[AUFLISTUNG]:
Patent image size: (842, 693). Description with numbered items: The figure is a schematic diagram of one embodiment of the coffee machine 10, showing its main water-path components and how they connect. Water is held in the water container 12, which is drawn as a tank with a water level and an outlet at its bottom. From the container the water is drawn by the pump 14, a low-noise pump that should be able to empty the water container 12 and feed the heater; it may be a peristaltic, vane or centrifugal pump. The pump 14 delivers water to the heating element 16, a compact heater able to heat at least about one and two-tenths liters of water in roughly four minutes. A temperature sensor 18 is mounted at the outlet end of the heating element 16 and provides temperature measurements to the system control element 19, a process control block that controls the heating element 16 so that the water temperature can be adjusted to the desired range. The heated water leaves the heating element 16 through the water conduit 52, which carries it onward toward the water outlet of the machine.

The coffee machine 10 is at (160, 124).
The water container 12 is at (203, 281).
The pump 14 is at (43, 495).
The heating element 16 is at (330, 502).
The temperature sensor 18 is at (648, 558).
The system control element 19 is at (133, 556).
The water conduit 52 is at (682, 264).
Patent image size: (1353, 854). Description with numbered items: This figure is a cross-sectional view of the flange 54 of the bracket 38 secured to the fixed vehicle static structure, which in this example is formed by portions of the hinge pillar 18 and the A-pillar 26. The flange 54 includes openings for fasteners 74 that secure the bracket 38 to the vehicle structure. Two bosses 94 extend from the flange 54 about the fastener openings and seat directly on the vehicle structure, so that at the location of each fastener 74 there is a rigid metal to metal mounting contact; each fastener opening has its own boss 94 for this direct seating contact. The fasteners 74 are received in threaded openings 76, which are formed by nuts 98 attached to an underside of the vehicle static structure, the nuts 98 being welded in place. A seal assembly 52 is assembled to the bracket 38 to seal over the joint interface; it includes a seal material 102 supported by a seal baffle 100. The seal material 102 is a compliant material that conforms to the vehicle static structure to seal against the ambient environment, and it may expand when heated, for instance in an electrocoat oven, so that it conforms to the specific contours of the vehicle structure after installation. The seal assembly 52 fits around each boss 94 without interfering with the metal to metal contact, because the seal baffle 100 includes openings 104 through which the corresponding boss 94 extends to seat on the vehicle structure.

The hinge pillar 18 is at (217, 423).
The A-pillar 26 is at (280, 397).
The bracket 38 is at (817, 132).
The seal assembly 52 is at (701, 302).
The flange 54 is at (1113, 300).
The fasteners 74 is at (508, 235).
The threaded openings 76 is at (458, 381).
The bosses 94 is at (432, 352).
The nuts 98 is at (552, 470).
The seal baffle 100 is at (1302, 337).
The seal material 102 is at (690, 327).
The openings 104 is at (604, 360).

[AUFGABE]: Gib bitte sämtliche Daten oben Zeile für Zeile unverändert wieder.

[SCHRIFTLICHE LÖSUNG]:
Patent image size: (842, 693). Description with numbered items: The figure is a schematic diagram of one embodiment of the coffee machine 10, showing its main water-path components and how they connect. Water is held in the water container 12, which is drawn as a tank with a water level and an outlet at its bottom. From the container the water is drawn by the pump 14, a low-noise pump that should be able to empty the water container 12 and feed the heater; it may be a peristaltic, vane or centrifugal pump. The pump 14 delivers water to the heating element 16, a compact heater able to heat at least about one and two-tenths liters of water in roughly four minutes. A temperature sensor 18 is mounted at the outlet end of the heating element 16 and provides temperature measurements to the system control element 19, a process control block that controls the heating element 16 so that the water temperature can be adjusted to the desired range. The heated water leaves the heating element 16 through the water conduit 52, which carries it onward toward the water outlet of the machine.

The coffee machine 10 is at (160, 124).
The water container 12 is at (203, 281).
The pump 14 is at (43, 495).
The heating element 16 is at (330, 502).
The temperature sensor 18 is at (648, 558).
The system control element 19 is at (133, 556).
The water conduit 52 is at (682, 264).
Patent image size: (1353, 854). Description with numbered items: This figure is a cross-sectional view of the flange 54 of the bracket 38 secured to the fixed vehicle static structure, which in this example is formed by portions of the hinge pillar 18 and the A-pillar 26. The flange 54 includes openings for fasteners 74 that secure the bracket 38 to the vehicle structure. Two bosses 94 extend from the flange 54 about the fastener openings and seat directly on the vehicle structure, so that at the location of each fastener 74 there is a rigid metal to metal mounting contact; each fastener opening has its own boss 94 for this direct seating contact. The fasteners 74 are received in threaded openings 76, which are formed by nuts 98 attached to an underside of the vehicle static structure, the nuts 98 being welded in place. A seal assembly 52 is assembled to the bracket 38 to seal over the joint interface; it includes a seal material 102 supported by a seal baffle 100. The seal material 102 is a compliant material that conforms to the vehicle static structure to seal against the ambient environment, and it may expand when heated, for instance in an electrocoat oven, so that it conforms to the specific contours of the vehicle structure after installation. The seal assembly 52 fits around each boss 94 without interfering with the metal to metal contact, because the seal baffle 100 includes openings 104 through which the corresponding boss 94 extends to seat on the vehicle structure.

The hinge pillar 18 is at (217, 423).
The A-pillar 26 is at (280, 397).
The bracket 38 is at (817, 132).
The seal assembly 52 is at (701, 302).
The flange 54 is at (1113, 300).
The fasteners 74 is at (508, 235).
The threaded openings 76 is at (458, 381).
The bosses 94 is at (432, 352).
The nuts 98 is at (552, 470).
The seal baffle 100 is at (1302, 337).
The seal material 102 is at (690, 327).
The openings 104 is at (604, 360).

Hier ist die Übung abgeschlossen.